--- PROVIDED MATERIAL ---

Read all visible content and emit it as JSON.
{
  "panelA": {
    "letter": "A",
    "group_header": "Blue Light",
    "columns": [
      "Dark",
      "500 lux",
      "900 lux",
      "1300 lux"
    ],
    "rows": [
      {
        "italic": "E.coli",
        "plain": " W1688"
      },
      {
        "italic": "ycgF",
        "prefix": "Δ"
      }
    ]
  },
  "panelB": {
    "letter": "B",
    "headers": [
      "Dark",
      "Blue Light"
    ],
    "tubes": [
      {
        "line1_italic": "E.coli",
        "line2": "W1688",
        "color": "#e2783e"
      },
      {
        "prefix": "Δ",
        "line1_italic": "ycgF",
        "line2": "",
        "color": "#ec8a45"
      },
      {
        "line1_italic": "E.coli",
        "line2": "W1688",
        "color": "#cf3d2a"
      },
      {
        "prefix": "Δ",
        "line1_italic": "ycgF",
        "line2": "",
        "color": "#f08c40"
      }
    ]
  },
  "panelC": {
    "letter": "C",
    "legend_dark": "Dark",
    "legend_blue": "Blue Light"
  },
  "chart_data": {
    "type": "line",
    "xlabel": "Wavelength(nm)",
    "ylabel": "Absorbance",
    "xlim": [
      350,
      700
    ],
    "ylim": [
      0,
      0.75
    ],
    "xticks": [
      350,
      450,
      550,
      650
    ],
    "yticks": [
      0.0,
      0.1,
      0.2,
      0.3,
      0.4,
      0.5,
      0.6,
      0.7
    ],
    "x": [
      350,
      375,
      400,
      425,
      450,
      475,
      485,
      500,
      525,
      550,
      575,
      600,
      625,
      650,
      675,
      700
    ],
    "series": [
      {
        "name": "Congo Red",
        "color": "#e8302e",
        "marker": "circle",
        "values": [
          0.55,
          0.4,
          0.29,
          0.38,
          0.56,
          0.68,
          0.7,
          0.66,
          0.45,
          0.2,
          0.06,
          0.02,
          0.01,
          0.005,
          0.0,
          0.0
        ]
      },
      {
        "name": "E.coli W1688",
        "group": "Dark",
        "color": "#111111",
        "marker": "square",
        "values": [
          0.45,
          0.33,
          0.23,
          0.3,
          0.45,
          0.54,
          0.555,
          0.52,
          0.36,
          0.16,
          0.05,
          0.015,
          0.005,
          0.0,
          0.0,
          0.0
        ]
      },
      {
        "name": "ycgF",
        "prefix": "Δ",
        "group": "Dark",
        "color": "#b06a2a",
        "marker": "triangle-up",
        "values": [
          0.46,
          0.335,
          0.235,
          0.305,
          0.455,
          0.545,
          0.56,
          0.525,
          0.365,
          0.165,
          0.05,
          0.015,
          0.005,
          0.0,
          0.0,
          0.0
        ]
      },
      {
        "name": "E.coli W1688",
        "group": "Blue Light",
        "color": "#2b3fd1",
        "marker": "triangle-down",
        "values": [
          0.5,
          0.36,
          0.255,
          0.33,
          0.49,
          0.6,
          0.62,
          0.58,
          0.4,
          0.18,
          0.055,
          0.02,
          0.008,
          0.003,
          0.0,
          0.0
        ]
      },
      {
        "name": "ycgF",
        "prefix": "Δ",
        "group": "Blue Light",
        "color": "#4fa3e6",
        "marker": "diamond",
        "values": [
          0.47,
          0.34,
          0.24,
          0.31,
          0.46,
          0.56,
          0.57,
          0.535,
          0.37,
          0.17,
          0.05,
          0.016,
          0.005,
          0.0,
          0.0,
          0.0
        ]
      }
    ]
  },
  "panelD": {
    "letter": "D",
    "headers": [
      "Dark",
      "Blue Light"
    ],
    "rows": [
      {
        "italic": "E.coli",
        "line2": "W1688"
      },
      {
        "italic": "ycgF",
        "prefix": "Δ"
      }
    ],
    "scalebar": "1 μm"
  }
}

---

Reproduce each record exactly, leaving nothing out.

Read all visible content and emit it as JSON.
{
  "panelA": {
    "letter": "A",
    "group_header": "Blue Light",
    "columns": [
      "Dark",
      "500 lux",
      "900 lux",
      "1300 lux"
    ],
    "rows": [
      {
        "italic": "E.coli",
        "plain": " W1688"
      },
      {
        "italic": "ycgF",
        "prefix": "Δ"
      }
    ]
  },
  "panelB": {
    "letter": "B",
    "headers": [
      "Dark",
      "Blue Light"
    ],
    "tubes": [
      {
        "line1_italic": "E.coli",
        "line2": "W1688",
        "color": "#e2783e"
      },
      {
        "prefix": "Δ",
        "line1_italic": "ycgF",
        "line2": "",
        "color": "#ec8a45"
      },
      {
        "line1_italic": "E.coli",
        "line2": "W1688",
        "color": "#cf3d2a"
      },
      {
        "prefix": "Δ",
        "line1_italic": "ycgF",
        "line2": "",
        "color": "#f08c40"
      }
    ]
  },
  "panelC": {
    "letter": "C",
    "legend_dark": "Dark",
    "legend_blue": "Blue Light"
  },
  "chart_data": {
    "type": "line",
    "xlabel": "Wavelength(nm)",
    "ylabel": "Absorbance",
    "xlim": [
      350,
      700
    ],
    "ylim": [
      0,
      0.75
    ],
    "xticks": [
      350,
      450,
      550,
      650
    ],
    "yticks": [
      0.0,
      0.1,
      0.2,
      0.3,
      0.4,
      0.5,
      0.6,
      0.7
    ],
    "x": [
      350,
      375,
      400,
      425,
      450,
      475,
      485,
      500,
      525,
      550,
      575,
      600,
      625,
      650,
      675,
      700
    ],
    "series": [
      {
        "name": "Congo Red",
        "color": "#e8302e",
        "marker": "circle",
        "values": [
          0.55,
          0.4,
          0.29,
          0.38,
          0.56,
          0.68,
          0.7,
          0.66,
          0.45,
          0.2,
          0.06,
          0.02,
          0.01,
          0.005,
          0.0,
          0.0
        ]
      },
      {
        "name": "E.coli W1688",
        "group": "Dark",
        "color": "#111111",
        "marker": "square",
        "values": [
          0.45,
          0.33,
          0.23,
          0.3,
          0.45,
          0.54,
          0.555,
          0.52,
          0.36,
          0.16,
          0.05,
          0.015,
          0.005,
          0.0,
          0.0,
          0.0
        ]
      },
      {
        "name": "ycgF",
        "prefix": "Δ",
        "group": "Dark",
        "color": "#b06a2a",
        "marker": "triangle-up",
        "values": [
          0.46,
          0.335,
          0.235,
          0.305,
          0.455,
          0.545,
          0.56,
          0.525,
          0.365,
          0.165,
          0.05,
          0.015,
          0.005,
          0.0,
          0.0,
          0.0
        ]
      },
      {
        "name": "E.coli W1688",
        "group": "Blue Light",
        "color": "#2b3fd1",
        "marker": "triangle-down",
        "values": [
          0.5,
          0.36,
          0.255,
          0.33,
          0.49,
          0.6,
          0.62,
          0.58,
          0.4,
          0.18,
          0.055,
          0.02,
          0.008,
          0.003,
          0.0,
          0.0
        ]
      },
      {
        "name": "ycgF",
        "prefix": "Δ",
        "group": "Blue Light",
        "color": "#4fa3e6",
        "marker": "diamond",
        "values": [
          0.47,
          0.34,
          0.24,
          0.31,
          0.46,
          0.56,
          0.57,
          0.535,
          0.37,
          0.17,
          0.05,
          0.016,
          0.005,
          0.0,
          0.0,
          0.0
        ]
      }
    ]
  },
  "panelD": {
    "letter": "D",
    "headers": [
      "Dark",
      "Blue Light"
    ],
    "rows": [
      {
        "italic": "E.coli",
        "line2": "W1688"
      },
      {
        "italic": "ycgF",
        "prefix": "Δ"
      }
    ],
    "scalebar": "1 μm"
  }
}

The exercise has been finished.